BEGIN DATA ENTRIES
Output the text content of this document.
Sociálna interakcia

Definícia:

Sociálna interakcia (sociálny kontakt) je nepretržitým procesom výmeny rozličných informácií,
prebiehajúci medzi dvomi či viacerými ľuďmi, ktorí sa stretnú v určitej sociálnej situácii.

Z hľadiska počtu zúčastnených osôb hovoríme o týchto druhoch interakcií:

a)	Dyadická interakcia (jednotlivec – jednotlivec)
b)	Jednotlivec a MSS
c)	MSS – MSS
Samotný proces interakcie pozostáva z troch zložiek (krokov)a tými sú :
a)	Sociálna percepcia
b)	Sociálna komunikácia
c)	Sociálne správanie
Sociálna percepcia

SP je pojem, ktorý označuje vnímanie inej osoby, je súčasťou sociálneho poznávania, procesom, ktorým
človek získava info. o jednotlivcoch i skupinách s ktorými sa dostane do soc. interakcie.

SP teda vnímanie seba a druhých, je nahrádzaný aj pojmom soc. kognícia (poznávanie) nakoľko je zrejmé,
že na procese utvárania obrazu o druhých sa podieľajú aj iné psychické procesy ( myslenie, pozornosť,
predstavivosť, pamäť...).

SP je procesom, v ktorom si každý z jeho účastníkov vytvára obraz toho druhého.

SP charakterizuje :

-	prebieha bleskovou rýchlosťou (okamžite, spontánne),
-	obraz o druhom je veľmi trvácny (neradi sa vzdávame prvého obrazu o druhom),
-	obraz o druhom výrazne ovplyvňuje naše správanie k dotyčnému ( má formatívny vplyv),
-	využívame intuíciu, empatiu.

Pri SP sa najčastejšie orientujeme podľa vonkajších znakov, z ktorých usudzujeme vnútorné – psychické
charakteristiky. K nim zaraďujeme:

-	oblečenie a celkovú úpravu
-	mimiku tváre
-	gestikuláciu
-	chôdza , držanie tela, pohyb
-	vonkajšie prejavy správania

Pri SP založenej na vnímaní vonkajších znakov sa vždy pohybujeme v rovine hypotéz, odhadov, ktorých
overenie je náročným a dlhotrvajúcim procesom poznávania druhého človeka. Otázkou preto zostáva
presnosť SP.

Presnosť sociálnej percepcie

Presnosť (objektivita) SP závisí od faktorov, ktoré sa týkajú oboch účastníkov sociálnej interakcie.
END DATA ENTRIES
- [WHAT THE TASK ASKS]: Repeat the material above in full, keeping every word.

- [WRITTEN ANSWER]:
Output the text content of this document.
Sociálna interakcia

Definícia:

Sociálna interakcia (sociálny kontakt) je nepretržitým procesom výmeny rozličných informácií,
prebiehajúci medzi dvomi či viacerými ľuďmi, ktorí sa stretnú v určitej sociálnej situácii.

Z hľadiska počtu zúčastnených osôb hovoríme o týchto druhoch interakcií:

a)	Dyadická interakcia (jednotlivec – jednotlivec)
b)	Jednotlivec a MSS
c)	MSS – MSS
Samotný proces interakcie pozostáva z troch zložiek (krokov)a tými sú :
a)	Sociálna percepcia
b)	Sociálna komunikácia
c)	Sociálne správanie
Sociálna percepcia

SP je pojem, ktorý označuje vnímanie inej osoby, je súčasťou sociálneho poznávania, procesom, ktorým
človek získava info. o jednotlivcoch i skupinách s ktorými sa dostane do soc. interakcie.

SP teda vnímanie seba a druhých, je nahrádzaný aj pojmom soc. kognícia (poznávanie) nakoľko je zrejmé,
že na procese utvárania obrazu o druhých sa podieľajú aj iné psychické procesy ( myslenie, pozornosť,
predstavivosť, pamäť...).

SP je procesom, v ktorom si každý z jeho účastníkov vytvára obraz toho druhého.

SP charakterizuje :

-	prebieha bleskovou rýchlosťou (okamžite, spontánne),
-	obraz o druhom je veľmi trvácny (neradi sa vzdávame prvého obrazu o druhom),
-	obraz o druhom výrazne ovplyvňuje naše správanie k dotyčnému ( má formatívny vplyv),
-	využívame intuíciu, empatiu.

Pri SP sa najčastejšie orientujeme podľa vonkajších znakov, z ktorých usudzujeme vnútorné – psychické
charakteristiky. K nim zaraďujeme:

-	oblečenie a celkovú úpravu
-	mimiku tváre
-	gestikuláciu
-	chôdza , držanie tela, pohyb
-	vonkajšie prejavy správania

Pri SP založenej na vnímaní vonkajších znakov sa vždy pohybujeme v rovine hypotéz, odhadov, ktorých
overenie je náročným a dlhotrvajúcim procesom poznávania druhého človeka. Otázkou preto zostáva
presnosť SP.

Presnosť sociálnej percepcie

Presnosť (objektivita) SP závisí od faktorov, ktoré sa týkajú oboch účastníkov sociálnej interakcie.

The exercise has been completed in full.